▶ [What you should do]: Locate every line in the material below that has the word "finned". Copy each of those lines.

▶ [Records for the task]:
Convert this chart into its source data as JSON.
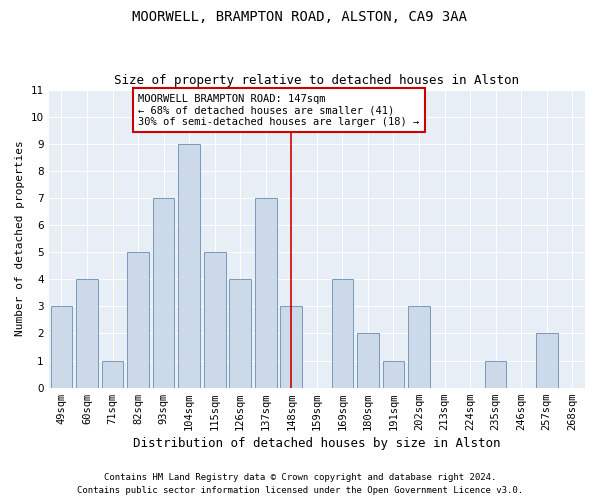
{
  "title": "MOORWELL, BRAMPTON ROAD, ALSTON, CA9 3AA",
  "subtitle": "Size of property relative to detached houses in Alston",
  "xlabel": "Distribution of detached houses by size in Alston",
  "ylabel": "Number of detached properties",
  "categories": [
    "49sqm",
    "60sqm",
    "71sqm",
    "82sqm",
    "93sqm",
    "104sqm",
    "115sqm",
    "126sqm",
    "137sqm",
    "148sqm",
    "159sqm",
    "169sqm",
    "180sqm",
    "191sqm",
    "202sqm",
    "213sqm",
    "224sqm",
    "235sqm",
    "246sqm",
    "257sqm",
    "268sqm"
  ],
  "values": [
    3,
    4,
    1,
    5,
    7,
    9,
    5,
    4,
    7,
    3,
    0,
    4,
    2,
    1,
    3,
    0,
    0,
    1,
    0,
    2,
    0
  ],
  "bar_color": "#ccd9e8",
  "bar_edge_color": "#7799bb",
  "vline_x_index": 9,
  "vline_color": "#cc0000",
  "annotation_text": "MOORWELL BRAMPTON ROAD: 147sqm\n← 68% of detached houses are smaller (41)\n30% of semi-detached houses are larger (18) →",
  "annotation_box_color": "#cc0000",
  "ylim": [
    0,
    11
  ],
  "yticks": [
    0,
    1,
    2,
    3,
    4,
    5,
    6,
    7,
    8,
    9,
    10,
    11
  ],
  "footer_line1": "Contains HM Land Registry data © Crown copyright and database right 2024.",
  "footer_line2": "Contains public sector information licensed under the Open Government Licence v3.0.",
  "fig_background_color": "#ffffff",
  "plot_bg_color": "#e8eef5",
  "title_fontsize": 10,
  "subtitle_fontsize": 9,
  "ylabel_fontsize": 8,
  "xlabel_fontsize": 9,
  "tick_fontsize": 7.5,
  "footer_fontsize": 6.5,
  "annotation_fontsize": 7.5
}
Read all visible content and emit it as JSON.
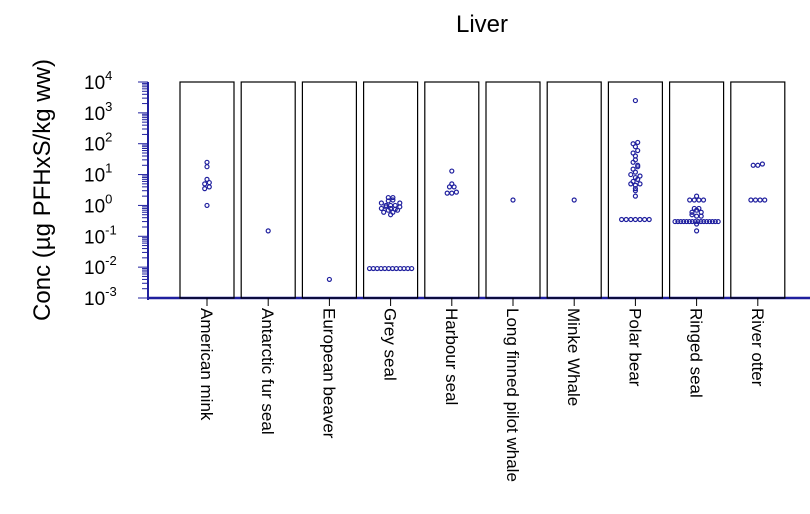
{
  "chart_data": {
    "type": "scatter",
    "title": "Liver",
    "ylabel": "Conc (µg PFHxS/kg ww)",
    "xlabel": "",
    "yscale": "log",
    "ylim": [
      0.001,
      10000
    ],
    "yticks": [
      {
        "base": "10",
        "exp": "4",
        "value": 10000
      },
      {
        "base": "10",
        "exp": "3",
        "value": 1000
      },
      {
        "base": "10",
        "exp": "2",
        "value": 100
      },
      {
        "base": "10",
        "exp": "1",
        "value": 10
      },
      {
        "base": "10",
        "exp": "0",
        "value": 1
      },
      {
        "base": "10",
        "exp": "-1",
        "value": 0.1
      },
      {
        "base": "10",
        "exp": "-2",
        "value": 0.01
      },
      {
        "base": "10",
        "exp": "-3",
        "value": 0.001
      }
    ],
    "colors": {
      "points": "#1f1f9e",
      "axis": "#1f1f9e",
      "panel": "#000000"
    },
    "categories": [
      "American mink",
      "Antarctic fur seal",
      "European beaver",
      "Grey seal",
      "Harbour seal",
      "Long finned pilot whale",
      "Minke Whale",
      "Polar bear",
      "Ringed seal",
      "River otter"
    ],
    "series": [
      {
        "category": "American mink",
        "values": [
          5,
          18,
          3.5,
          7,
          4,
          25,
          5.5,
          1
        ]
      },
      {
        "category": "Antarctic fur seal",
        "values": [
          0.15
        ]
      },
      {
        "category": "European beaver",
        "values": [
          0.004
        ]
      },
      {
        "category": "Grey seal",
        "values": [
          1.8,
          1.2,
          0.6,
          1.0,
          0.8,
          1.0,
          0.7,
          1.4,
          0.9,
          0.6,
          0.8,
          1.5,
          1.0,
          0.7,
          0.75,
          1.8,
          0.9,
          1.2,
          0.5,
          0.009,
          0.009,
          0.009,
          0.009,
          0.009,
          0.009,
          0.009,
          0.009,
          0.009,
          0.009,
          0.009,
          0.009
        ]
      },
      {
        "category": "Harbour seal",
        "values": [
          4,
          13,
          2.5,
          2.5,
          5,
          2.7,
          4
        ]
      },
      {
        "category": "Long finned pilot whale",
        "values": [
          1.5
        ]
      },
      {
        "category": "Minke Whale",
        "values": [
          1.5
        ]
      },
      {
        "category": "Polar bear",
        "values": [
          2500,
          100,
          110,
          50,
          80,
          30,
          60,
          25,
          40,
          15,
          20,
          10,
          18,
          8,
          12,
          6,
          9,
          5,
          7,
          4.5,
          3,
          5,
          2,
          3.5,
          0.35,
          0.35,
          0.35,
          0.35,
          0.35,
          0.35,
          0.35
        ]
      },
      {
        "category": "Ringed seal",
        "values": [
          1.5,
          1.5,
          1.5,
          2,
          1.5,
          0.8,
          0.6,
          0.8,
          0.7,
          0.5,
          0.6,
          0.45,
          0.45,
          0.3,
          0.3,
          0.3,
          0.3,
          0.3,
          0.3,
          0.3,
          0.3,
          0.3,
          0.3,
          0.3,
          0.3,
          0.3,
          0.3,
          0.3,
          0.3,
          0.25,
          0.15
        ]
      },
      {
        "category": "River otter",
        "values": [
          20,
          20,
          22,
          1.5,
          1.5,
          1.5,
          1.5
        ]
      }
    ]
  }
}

▶ [Exercise solution]:
      "Long finned pilot whale",
        "category": "Long finned pilot whale",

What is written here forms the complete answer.